● **EXERCISE INSTRUCTIONS**:
Read the lines that follow and pick out every one containing the word "more".

● **RECORDS FOR THE EXERCISE**:
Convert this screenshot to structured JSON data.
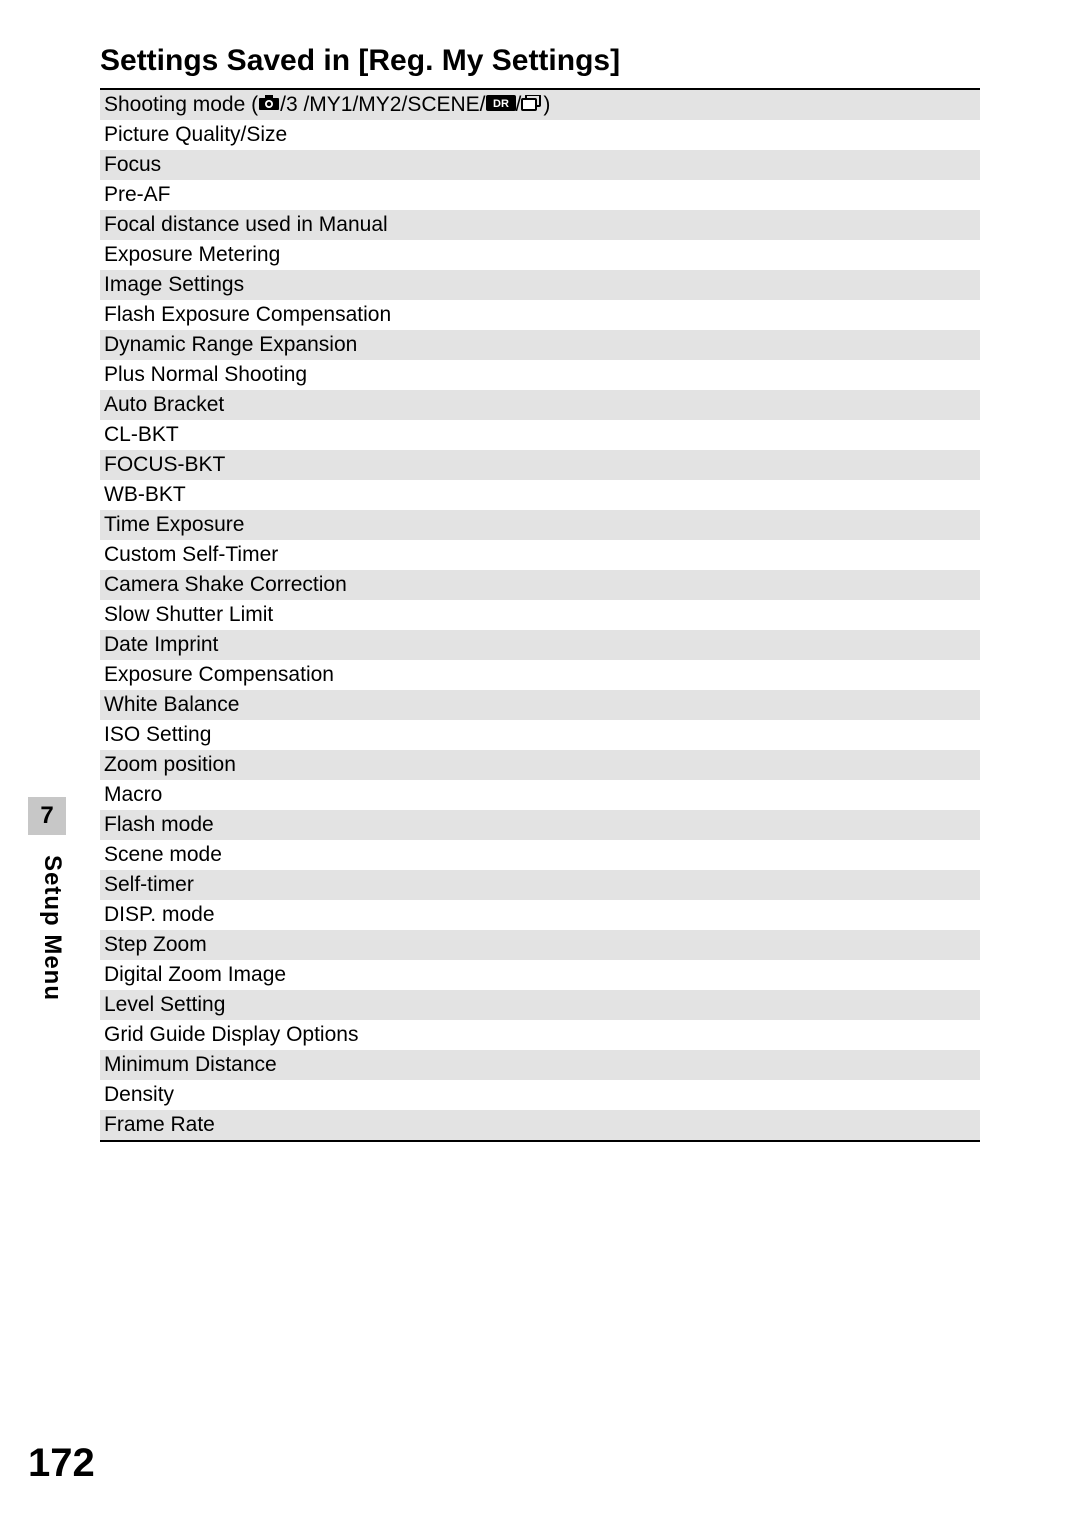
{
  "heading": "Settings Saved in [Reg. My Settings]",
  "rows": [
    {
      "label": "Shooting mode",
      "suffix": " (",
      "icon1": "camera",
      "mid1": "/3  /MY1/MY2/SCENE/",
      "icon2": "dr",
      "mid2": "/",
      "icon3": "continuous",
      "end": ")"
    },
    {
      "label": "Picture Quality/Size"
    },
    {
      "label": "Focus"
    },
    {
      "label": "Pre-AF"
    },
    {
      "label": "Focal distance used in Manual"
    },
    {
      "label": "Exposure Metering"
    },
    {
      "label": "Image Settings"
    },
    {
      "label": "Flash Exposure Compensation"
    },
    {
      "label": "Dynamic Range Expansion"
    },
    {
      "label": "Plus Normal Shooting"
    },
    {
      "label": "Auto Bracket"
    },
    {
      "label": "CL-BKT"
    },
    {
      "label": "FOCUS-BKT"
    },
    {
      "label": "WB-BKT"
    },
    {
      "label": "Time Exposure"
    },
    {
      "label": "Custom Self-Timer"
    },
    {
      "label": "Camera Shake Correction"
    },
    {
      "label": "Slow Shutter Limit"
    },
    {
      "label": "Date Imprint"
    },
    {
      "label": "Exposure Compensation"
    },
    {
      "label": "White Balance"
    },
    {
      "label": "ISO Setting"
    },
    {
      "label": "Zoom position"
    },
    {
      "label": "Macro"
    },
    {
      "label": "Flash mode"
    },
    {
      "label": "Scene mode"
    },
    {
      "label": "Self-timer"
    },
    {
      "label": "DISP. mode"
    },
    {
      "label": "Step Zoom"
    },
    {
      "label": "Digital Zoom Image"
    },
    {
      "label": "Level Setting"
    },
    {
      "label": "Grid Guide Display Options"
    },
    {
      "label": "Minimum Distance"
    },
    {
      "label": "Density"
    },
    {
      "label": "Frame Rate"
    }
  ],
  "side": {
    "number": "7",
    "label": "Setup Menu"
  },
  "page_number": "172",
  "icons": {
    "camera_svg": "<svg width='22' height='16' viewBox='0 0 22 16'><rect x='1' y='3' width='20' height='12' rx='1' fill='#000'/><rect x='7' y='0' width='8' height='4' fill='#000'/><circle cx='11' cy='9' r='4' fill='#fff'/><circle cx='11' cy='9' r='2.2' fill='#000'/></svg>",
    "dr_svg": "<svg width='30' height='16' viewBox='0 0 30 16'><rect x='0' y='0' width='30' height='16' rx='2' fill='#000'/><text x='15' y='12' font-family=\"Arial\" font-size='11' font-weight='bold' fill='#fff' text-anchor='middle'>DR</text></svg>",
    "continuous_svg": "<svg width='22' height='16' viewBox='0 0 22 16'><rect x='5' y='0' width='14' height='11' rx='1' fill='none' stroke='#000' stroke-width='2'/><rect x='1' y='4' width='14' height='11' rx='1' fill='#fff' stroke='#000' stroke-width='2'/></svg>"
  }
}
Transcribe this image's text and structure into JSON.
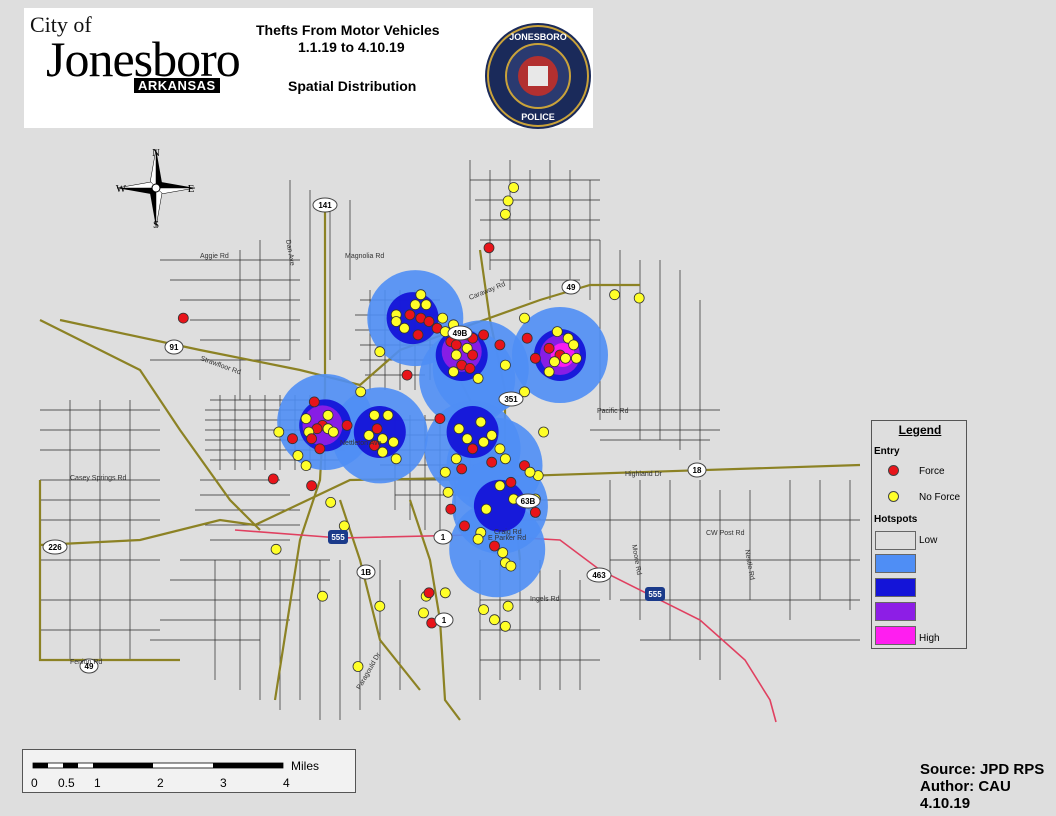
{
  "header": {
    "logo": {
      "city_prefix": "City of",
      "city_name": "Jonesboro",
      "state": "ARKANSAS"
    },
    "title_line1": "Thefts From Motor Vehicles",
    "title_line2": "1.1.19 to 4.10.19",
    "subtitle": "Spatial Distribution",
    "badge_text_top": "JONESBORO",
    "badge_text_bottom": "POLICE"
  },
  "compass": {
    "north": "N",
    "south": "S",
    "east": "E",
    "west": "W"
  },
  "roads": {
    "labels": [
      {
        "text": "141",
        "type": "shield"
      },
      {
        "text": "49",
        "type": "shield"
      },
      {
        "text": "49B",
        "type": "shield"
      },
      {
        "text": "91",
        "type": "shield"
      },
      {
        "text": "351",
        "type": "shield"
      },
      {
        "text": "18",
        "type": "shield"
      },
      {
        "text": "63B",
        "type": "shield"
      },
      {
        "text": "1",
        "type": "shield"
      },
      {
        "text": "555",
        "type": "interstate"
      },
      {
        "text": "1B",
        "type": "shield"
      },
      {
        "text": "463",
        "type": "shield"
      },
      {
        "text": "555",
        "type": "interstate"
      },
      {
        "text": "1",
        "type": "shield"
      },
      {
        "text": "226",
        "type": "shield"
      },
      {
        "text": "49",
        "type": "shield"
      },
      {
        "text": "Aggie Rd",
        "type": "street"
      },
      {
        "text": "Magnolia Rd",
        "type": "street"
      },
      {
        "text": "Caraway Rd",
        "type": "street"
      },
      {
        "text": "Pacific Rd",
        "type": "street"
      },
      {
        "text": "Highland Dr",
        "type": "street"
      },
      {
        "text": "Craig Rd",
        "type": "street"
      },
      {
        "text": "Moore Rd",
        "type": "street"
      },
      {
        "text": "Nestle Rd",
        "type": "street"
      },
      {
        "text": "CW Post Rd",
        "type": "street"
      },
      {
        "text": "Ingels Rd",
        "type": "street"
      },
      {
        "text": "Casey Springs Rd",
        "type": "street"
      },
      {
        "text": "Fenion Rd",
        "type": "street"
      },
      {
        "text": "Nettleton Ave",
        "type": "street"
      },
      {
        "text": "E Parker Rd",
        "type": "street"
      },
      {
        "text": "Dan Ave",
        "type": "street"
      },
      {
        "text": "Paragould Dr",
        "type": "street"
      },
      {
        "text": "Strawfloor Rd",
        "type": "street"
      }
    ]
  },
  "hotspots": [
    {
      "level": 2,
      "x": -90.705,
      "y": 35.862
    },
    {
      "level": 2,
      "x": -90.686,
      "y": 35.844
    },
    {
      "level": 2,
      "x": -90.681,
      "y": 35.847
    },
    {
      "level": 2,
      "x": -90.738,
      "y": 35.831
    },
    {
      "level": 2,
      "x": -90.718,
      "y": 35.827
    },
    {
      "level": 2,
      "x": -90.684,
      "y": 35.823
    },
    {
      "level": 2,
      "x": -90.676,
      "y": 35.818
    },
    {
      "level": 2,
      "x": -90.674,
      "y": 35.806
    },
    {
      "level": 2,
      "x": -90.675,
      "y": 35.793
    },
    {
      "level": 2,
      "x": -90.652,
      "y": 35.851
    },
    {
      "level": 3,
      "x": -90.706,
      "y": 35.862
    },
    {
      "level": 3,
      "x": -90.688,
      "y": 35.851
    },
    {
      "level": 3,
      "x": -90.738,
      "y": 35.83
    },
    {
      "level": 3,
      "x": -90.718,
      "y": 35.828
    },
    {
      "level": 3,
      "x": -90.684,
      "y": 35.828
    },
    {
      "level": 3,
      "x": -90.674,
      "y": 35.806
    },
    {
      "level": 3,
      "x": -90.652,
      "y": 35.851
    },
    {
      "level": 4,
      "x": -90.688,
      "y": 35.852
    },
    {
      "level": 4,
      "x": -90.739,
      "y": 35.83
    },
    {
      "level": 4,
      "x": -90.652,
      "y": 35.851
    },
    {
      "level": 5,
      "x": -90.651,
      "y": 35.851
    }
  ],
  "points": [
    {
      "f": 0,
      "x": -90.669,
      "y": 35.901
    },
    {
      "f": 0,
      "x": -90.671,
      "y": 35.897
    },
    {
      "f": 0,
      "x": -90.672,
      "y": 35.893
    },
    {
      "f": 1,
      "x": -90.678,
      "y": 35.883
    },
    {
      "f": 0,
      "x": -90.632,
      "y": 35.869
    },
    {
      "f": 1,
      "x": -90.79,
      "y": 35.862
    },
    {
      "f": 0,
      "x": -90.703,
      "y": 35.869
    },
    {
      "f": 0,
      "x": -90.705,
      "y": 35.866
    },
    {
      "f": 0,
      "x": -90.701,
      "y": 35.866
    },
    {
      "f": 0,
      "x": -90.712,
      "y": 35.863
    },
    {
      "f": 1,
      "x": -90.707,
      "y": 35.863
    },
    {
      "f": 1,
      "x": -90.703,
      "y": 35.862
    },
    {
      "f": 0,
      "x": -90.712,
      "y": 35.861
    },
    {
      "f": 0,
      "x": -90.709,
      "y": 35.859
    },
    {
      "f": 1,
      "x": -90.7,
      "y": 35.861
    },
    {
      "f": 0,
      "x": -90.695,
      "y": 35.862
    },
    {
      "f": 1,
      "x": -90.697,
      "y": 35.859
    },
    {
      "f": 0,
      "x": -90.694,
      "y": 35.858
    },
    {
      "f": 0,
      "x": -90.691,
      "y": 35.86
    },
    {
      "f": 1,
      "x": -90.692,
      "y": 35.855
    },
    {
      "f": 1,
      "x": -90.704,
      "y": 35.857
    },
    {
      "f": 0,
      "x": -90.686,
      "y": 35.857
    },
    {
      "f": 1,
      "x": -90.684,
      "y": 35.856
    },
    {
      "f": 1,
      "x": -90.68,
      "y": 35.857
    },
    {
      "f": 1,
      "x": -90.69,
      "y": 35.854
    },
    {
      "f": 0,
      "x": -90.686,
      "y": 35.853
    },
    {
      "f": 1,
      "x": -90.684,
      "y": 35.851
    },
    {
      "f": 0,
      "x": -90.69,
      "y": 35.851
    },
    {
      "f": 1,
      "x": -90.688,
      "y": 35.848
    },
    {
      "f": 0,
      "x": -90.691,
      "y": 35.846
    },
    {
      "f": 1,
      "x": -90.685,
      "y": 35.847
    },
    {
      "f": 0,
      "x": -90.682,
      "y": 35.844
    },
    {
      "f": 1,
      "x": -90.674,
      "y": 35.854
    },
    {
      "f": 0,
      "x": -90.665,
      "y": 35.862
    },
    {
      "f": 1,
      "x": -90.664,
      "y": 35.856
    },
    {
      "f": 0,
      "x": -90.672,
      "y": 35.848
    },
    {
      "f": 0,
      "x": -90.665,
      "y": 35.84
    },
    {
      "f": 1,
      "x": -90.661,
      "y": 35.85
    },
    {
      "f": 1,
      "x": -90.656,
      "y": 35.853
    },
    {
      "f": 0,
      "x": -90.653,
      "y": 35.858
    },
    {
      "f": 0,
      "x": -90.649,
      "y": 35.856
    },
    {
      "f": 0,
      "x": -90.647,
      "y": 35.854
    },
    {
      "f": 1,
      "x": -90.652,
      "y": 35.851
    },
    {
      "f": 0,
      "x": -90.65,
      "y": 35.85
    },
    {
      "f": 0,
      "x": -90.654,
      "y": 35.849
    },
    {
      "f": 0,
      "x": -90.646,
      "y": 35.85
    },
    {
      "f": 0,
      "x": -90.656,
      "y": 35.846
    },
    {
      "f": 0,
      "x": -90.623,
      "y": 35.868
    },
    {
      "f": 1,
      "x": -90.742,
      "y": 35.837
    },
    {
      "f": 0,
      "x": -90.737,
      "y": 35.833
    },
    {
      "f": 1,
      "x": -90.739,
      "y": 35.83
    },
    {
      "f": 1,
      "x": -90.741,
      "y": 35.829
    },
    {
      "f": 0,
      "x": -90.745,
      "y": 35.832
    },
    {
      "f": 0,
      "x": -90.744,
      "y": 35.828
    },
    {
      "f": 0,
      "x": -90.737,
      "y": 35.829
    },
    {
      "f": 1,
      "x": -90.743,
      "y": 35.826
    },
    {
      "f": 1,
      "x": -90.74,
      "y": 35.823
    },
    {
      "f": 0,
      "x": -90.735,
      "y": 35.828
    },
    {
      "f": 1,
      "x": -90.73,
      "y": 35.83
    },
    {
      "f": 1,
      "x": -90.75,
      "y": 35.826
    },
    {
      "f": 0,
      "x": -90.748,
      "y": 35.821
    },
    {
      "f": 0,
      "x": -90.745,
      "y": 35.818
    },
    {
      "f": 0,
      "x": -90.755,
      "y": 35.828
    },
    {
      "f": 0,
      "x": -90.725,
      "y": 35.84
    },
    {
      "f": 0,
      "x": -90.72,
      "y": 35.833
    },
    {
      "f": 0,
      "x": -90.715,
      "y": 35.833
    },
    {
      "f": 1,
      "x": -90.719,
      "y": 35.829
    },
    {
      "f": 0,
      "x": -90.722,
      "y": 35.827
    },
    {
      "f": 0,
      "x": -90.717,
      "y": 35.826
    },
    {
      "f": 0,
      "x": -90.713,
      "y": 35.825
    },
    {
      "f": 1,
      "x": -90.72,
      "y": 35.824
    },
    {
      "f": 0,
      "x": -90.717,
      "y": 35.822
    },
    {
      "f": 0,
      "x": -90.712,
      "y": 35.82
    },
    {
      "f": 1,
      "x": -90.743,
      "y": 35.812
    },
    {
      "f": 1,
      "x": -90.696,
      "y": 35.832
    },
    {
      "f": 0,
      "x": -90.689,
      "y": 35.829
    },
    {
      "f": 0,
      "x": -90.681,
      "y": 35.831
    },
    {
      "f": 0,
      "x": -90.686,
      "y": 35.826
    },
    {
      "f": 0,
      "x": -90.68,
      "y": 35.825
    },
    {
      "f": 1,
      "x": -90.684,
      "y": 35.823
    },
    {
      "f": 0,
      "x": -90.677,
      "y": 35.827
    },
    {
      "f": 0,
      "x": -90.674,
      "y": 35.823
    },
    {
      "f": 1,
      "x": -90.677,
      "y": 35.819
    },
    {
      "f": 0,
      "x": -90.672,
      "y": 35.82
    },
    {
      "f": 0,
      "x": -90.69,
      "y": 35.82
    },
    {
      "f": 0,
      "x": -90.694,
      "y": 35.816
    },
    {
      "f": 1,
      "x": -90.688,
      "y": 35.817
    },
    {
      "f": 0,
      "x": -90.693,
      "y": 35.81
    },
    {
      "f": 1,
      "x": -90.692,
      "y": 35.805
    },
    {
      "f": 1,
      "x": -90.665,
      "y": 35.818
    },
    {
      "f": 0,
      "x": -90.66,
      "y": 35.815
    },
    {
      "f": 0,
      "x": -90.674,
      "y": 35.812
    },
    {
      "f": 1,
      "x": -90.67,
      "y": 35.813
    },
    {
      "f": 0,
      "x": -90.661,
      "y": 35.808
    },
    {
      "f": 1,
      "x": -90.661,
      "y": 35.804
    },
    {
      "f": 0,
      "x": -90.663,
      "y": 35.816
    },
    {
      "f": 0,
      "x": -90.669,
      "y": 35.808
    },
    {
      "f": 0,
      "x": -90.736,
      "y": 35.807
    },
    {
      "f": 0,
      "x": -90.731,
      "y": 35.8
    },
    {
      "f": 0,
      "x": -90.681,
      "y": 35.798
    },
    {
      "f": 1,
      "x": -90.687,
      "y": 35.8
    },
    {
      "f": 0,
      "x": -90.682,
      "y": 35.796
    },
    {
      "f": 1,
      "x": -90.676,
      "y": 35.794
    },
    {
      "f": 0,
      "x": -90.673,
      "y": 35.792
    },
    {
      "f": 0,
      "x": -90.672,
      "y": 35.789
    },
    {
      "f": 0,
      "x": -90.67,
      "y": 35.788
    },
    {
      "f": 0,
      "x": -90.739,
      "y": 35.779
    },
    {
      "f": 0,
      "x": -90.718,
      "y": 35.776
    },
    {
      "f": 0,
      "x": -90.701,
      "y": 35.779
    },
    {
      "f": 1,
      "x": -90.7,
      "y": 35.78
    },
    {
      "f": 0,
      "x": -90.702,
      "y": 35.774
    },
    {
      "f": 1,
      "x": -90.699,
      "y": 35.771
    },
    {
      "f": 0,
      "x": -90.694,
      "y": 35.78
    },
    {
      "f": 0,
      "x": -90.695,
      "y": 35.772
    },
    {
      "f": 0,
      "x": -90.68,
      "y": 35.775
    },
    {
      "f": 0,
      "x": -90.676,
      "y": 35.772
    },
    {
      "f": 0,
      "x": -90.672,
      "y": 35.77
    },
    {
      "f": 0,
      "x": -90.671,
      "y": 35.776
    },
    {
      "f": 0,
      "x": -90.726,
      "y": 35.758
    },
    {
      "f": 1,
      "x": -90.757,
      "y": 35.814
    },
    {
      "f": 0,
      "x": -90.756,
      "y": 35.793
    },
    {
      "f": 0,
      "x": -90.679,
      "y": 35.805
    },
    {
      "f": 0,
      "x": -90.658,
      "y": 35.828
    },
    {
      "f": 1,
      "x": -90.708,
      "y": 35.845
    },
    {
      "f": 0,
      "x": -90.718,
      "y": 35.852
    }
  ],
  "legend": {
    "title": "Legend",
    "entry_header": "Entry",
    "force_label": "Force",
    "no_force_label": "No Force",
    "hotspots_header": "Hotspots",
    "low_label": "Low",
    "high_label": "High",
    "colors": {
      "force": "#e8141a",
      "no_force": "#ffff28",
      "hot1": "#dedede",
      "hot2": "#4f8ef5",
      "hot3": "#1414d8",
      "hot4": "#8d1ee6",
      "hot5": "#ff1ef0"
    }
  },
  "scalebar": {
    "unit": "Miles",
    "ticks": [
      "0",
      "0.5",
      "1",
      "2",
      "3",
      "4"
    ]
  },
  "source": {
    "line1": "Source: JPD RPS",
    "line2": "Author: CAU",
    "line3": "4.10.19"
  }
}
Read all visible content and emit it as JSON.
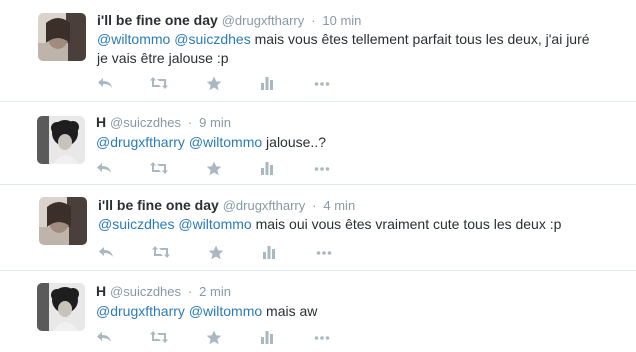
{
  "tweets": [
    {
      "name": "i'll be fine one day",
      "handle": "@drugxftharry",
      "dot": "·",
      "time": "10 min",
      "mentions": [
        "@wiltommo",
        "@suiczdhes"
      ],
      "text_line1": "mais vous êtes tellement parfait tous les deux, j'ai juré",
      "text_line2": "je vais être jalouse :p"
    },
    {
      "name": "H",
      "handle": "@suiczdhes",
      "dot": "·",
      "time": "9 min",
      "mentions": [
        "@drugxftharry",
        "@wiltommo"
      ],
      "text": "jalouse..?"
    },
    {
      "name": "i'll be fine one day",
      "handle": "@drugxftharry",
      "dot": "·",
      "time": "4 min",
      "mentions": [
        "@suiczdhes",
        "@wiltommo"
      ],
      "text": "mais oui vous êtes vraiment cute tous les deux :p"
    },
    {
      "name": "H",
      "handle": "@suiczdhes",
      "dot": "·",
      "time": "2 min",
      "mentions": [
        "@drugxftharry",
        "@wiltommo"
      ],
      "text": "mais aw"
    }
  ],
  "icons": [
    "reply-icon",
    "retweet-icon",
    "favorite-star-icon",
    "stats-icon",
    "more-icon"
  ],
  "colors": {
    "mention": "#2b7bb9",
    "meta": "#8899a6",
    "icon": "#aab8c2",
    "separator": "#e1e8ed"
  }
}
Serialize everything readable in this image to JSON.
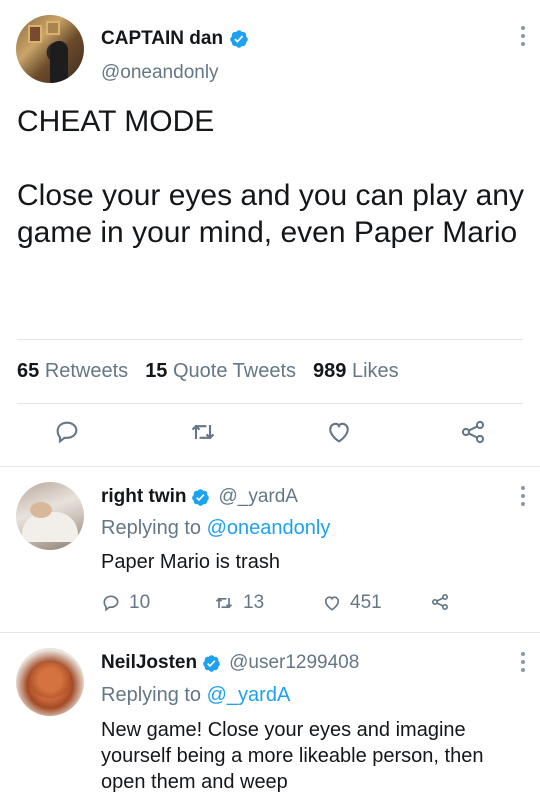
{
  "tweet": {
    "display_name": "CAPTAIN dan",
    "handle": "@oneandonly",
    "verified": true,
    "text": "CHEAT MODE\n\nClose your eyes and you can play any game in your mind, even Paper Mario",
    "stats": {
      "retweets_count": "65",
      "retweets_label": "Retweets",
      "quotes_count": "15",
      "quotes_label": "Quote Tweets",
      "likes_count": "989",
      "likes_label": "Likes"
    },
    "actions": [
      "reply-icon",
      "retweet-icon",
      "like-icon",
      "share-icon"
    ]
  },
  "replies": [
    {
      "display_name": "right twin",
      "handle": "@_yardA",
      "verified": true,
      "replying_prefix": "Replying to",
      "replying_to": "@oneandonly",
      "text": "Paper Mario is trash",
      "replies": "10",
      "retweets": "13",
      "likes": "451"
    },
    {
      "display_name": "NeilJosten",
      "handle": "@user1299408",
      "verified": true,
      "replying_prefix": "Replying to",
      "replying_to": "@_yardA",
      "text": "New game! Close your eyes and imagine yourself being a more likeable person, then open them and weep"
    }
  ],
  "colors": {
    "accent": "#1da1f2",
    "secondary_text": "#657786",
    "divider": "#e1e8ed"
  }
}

● **TASK ANSWER**:
    "more-icon"
      "text": "New game! Close your eyes and imagine yourself being a more likeable person, then open them and weep"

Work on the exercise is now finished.